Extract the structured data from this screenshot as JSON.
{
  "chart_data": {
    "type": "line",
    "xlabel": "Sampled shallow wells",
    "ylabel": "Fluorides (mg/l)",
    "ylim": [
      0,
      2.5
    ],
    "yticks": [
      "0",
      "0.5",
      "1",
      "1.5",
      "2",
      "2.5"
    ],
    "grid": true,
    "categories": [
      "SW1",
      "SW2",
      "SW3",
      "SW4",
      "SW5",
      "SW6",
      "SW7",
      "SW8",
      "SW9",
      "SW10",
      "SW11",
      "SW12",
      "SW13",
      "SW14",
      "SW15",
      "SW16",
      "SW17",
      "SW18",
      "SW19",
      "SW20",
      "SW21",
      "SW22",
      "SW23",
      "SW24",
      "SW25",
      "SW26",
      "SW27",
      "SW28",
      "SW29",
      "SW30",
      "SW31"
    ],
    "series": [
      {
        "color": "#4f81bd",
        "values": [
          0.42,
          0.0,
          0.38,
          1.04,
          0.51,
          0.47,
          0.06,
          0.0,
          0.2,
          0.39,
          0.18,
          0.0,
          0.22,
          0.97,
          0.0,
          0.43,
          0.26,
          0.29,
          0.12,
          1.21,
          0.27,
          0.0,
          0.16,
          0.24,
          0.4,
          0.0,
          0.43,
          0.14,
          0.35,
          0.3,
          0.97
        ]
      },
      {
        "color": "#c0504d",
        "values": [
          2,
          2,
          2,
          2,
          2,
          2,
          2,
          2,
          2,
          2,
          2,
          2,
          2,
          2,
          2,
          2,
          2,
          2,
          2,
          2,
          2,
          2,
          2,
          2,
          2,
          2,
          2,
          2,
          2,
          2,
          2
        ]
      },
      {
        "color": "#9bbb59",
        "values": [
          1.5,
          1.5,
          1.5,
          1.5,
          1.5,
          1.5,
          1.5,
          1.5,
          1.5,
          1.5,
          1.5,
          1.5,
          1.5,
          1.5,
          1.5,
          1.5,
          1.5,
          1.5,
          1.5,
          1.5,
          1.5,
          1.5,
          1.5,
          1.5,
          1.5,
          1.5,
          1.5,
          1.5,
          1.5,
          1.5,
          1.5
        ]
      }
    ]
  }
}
──────────────────────────────
_Stated goal_. Search the entries for the string "color" and collect each line that has it.

_Response to this task_.
        "color": "#4f81bd",
        "color": "#c0504d",
        "color": "#9bbb59",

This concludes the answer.